▶ [WHAT YOU HAVE TO DO]
Pull every line of the entries that has the word "diamond".

▶ [LISTING]
==============================

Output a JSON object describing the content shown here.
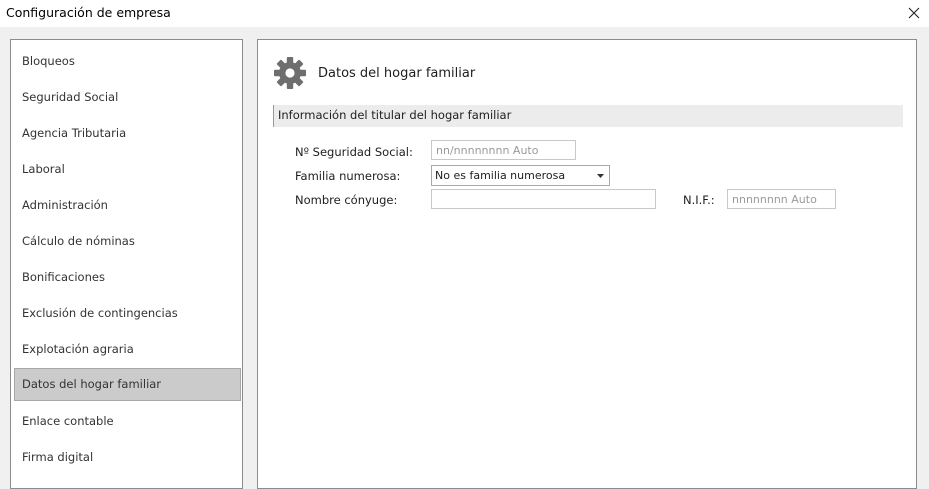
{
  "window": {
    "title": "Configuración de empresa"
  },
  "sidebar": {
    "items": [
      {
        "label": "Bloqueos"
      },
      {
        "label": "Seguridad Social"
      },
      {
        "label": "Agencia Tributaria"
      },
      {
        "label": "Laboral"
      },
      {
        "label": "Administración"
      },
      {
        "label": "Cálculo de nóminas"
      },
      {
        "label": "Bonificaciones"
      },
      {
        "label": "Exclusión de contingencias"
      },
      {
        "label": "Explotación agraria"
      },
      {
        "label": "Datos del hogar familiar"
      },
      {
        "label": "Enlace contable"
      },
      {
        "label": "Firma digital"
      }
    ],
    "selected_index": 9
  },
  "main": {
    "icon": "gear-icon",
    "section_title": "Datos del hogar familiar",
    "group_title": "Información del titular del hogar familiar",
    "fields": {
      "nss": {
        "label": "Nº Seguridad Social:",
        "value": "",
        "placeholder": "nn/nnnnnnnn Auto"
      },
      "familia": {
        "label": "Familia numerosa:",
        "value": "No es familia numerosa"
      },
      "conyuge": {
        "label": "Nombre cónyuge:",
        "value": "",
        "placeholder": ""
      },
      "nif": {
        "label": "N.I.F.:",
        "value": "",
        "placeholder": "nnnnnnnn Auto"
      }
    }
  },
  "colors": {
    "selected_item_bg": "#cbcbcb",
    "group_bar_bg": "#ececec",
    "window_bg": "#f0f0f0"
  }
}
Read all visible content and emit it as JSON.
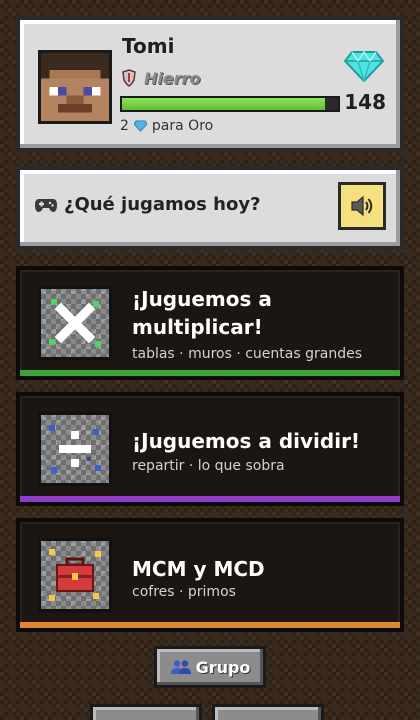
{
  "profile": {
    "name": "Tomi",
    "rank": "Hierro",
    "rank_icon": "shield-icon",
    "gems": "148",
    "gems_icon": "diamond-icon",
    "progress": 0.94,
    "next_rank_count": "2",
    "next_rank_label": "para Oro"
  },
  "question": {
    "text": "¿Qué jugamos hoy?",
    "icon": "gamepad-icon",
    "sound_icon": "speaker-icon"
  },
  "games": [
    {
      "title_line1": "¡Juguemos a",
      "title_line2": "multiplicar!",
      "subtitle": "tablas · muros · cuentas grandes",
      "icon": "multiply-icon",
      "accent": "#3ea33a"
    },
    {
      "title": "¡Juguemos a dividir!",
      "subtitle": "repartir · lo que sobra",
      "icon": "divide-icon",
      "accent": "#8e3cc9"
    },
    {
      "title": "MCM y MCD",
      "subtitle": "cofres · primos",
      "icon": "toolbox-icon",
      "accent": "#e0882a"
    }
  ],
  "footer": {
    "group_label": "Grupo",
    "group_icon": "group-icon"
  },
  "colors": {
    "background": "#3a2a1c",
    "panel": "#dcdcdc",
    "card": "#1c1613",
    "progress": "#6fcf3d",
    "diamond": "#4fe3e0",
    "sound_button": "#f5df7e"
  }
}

==============================

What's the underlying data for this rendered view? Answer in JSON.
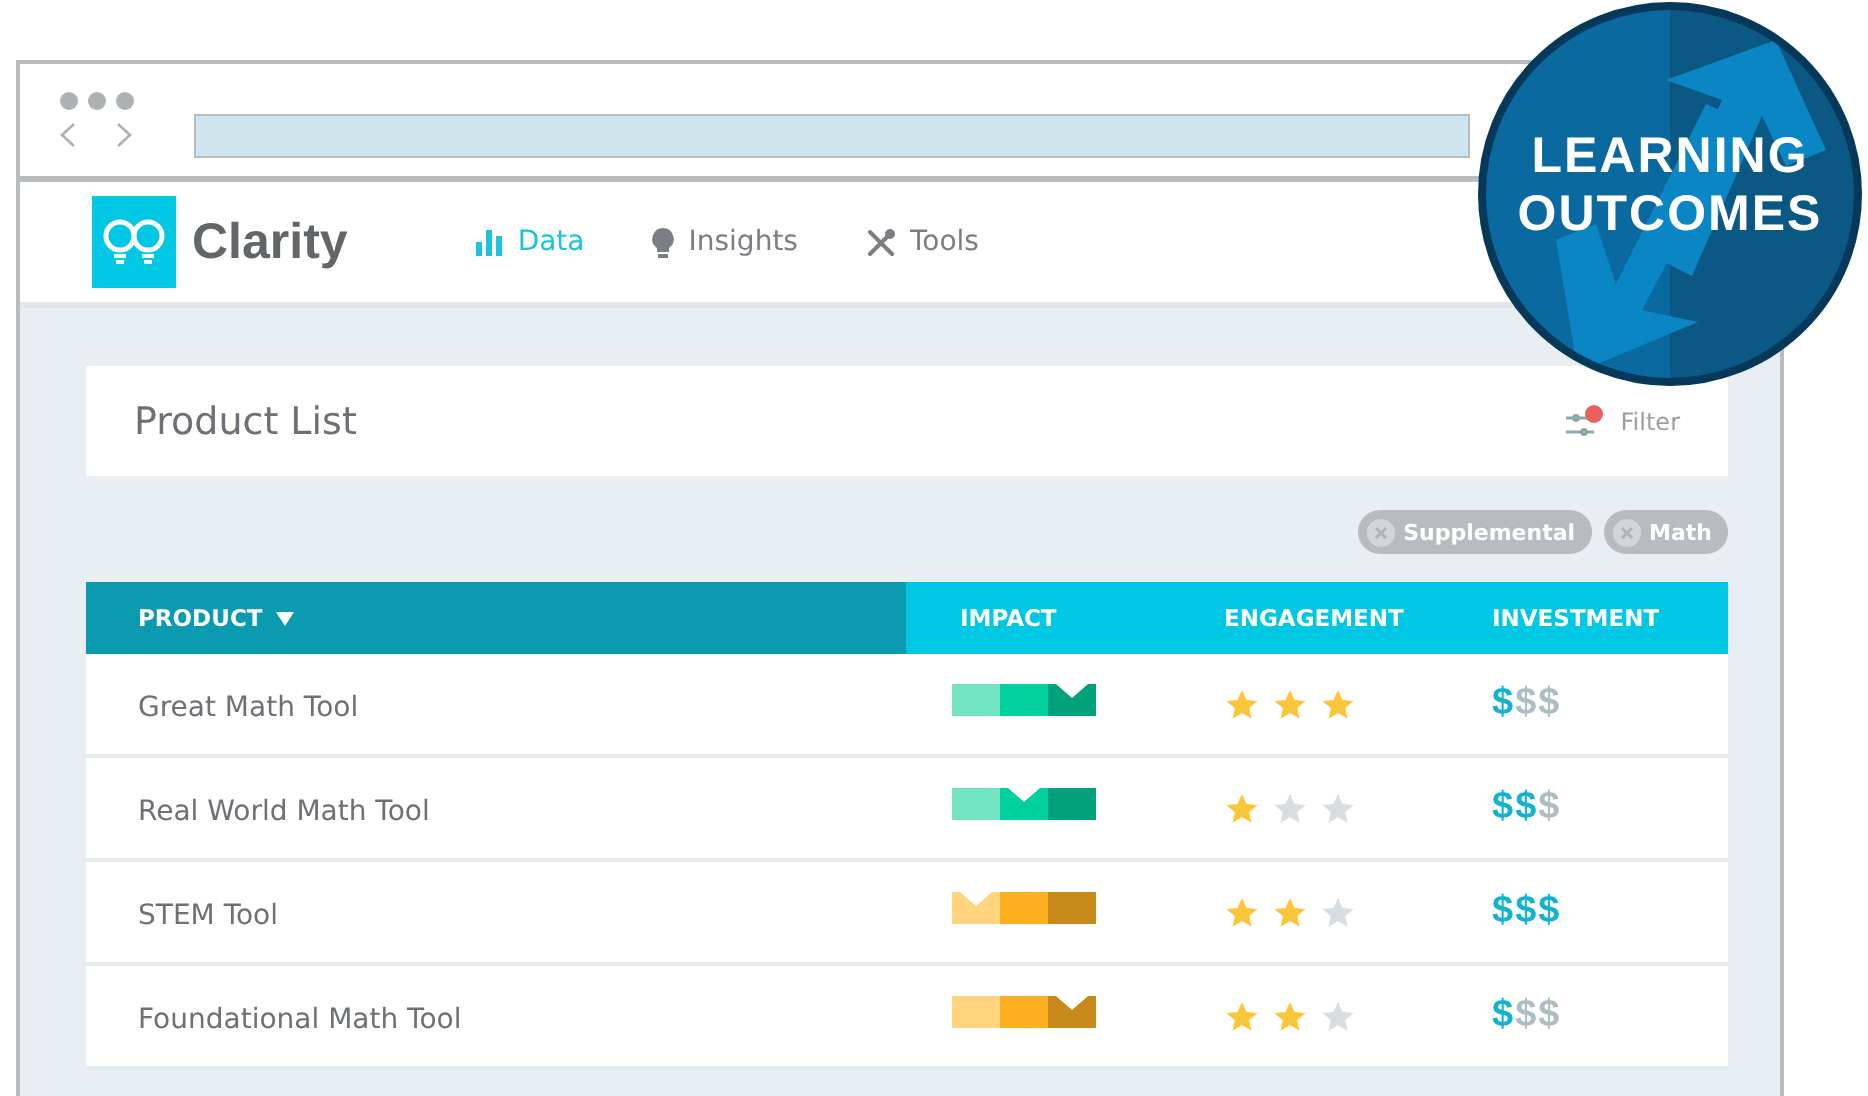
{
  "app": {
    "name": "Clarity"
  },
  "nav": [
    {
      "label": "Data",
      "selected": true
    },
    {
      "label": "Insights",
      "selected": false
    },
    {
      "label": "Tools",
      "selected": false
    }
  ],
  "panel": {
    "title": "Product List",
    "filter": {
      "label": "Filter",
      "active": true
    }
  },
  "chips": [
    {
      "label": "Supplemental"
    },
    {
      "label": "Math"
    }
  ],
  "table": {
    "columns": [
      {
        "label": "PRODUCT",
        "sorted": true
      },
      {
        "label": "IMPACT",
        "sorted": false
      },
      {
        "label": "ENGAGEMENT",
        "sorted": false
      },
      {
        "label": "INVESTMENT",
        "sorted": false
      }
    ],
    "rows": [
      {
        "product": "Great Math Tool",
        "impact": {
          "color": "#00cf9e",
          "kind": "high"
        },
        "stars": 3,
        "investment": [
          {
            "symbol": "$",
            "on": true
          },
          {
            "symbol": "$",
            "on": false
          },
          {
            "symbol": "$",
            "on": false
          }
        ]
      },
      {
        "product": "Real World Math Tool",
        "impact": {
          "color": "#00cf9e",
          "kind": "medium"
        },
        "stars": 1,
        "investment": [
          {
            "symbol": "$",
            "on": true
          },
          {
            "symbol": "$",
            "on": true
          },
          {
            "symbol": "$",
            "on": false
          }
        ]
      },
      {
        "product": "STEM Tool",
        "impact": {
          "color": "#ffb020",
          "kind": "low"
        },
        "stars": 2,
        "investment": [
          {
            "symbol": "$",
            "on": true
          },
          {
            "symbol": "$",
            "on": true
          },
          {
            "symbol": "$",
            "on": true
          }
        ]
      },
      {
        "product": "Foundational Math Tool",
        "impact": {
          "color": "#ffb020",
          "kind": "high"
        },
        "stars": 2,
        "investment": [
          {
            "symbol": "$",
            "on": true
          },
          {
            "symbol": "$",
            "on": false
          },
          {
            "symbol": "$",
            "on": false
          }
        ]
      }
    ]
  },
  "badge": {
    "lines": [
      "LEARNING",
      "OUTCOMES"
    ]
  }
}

==============================

▶ [REPLY]
    "gems_icon": "diamond-icon",
    "diamond": "#4fe3e0",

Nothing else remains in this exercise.